• THE TASK
Collect each line of the records containing the string "JSON".

####

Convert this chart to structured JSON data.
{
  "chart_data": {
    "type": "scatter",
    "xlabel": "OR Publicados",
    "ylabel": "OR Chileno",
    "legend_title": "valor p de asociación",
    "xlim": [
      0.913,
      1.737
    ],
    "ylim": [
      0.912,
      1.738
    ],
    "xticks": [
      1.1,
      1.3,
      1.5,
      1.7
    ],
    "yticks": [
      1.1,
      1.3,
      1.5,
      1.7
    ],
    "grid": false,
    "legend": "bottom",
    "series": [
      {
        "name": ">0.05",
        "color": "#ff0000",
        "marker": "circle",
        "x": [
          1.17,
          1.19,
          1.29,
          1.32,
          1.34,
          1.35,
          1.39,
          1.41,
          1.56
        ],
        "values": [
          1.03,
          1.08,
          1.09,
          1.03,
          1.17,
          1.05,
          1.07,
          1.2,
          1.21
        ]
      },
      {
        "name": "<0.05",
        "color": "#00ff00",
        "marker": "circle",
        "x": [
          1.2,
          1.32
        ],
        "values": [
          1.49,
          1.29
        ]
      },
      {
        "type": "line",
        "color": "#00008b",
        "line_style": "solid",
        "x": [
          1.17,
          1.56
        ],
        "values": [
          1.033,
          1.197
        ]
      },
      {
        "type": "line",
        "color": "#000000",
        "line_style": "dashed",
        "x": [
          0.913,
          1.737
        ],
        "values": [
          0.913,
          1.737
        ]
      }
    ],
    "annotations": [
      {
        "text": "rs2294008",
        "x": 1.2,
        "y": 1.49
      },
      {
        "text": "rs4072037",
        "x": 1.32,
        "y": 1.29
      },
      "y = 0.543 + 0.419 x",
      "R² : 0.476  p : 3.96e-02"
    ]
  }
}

####

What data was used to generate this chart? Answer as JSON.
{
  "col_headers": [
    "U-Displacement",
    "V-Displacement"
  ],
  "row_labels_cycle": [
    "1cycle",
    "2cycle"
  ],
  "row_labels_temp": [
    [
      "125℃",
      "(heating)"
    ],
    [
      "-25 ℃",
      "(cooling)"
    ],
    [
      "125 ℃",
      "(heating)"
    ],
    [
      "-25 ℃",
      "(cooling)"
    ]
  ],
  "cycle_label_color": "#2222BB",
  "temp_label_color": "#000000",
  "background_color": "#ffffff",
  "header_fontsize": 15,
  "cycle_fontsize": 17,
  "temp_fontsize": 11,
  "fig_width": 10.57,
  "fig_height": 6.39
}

####

• WRITTEN RESPONSE
Convert this chart to structured JSON data.
What data was used to generate this chart? Answer as JSON.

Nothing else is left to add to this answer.